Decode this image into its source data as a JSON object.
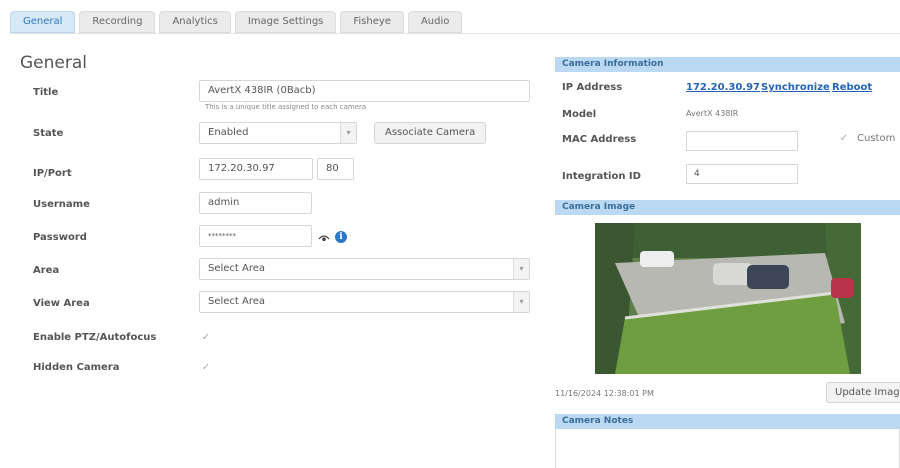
{
  "tabs": [
    {
      "label": "General",
      "active": true
    },
    {
      "label": "Recording"
    },
    {
      "label": "Analytics"
    },
    {
      "label": "Image Settings"
    },
    {
      "label": "Fisheye"
    },
    {
      "label": "Audio"
    }
  ],
  "page_title": "General",
  "form": {
    "title_label": "Title",
    "title_value": "AvertX 438IR (0Bacb)",
    "title_hint": "This is a unique title assigned to each camera",
    "state_label": "State",
    "state_value": "Enabled",
    "associate_button": "Associate Camera",
    "ipport_label": "IP/Port",
    "ip_value": "172.20.30.97",
    "port_value": "80",
    "username_label": "Username",
    "username_value": "admin",
    "password_label": "Password",
    "password_value": "********",
    "area_label": "Area",
    "area_value": "Select Area",
    "view_area_label": "View Area",
    "view_area_value": "Select Area",
    "ptz_label": "Enable PTZ/Autofocus",
    "hidden_label": "Hidden Camera",
    "check_glyph": "✓",
    "select_arrow": "▾"
  },
  "camera_info": {
    "header": "Camera Information",
    "ip_label": "IP Address",
    "ip_link": "172.20.30.97",
    "sync_link": "Synchronize",
    "reboot_link": "Reboot",
    "model_label": "Model",
    "model_value": "AvertX 438IR",
    "mac_label": "MAC Address",
    "mac_value": "",
    "custom_label": "Custom",
    "integration_label": "Integration ID",
    "integration_value": "4"
  },
  "camera_image": {
    "header": "Camera Image",
    "timestamp": "11/16/2024 12:38:01 PM",
    "update_button": "Update Image"
  },
  "camera_notes": {
    "header": "Camera Notes"
  },
  "colors": {
    "accent": "#2e77bb",
    "panel_header": "#bcd9f3",
    "link": "#2464b3",
    "info_icon": "#2a78c7"
  }
}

========================================================================

EXERCISE
Take the listing above and print it exactly, apart from the pictures.

RESPONSE BELOW
Decode this image into its source data as a JSON object.
{
  "tabs": [
    {
      "label": "General",
      "active": true
    },
    {
      "label": "Recording"
    },
    {
      "label": "Analytics"
    },
    {
      "label": "Image Settings"
    },
    {
      "label": "Fisheye"
    },
    {
      "label": "Audio"
    }
  ],
  "page_title": "General",
  "form": {
    "title_label": "Title",
    "title_value": "AvertX 438IR (0Bacb)",
    "title_hint": "This is a unique title assigned to each camera",
    "state_label": "State",
    "state_value": "Enabled",
    "associate_button": "Associate Camera",
    "ipport_label": "IP/Port",
    "ip_value": "172.20.30.97",
    "port_value": "80",
    "username_label": "Username",
    "username_value": "admin",
    "password_label": "Password",
    "password_value": "********",
    "area_label": "Area",
    "area_value": "Select Area",
    "view_area_label": "View Area",
    "view_area_value": "Select Area",
    "ptz_label": "Enable PTZ/Autofocus",
    "hidden_label": "Hidden Camera",
    "check_glyph": "✓",
    "select_arrow": "▾"
  },
  "camera_info": {
    "header": "Camera Information",
    "ip_label": "IP Address",
    "ip_link": "172.20.30.97",
    "sync_link": "Synchronize",
    "reboot_link": "Reboot",
    "model_label": "Model",
    "model_value": "AvertX 438IR",
    "mac_label": "MAC Address",
    "mac_value": "",
    "custom_label": "Custom",
    "integration_label": "Integration ID",
    "integration_value": "4"
  },
  "camera_image": {
    "header": "Camera Image",
    "timestamp": "11/16/2024 12:38:01 PM",
    "update_button": "Update Image"
  },
  "camera_notes": {
    "header": "Camera Notes"
  },
  "colors": {
    "accent": "#2e77bb",
    "panel_header": "#bcd9f3",
    "link": "#2464b3",
    "info_icon": "#2a78c7"
  }
}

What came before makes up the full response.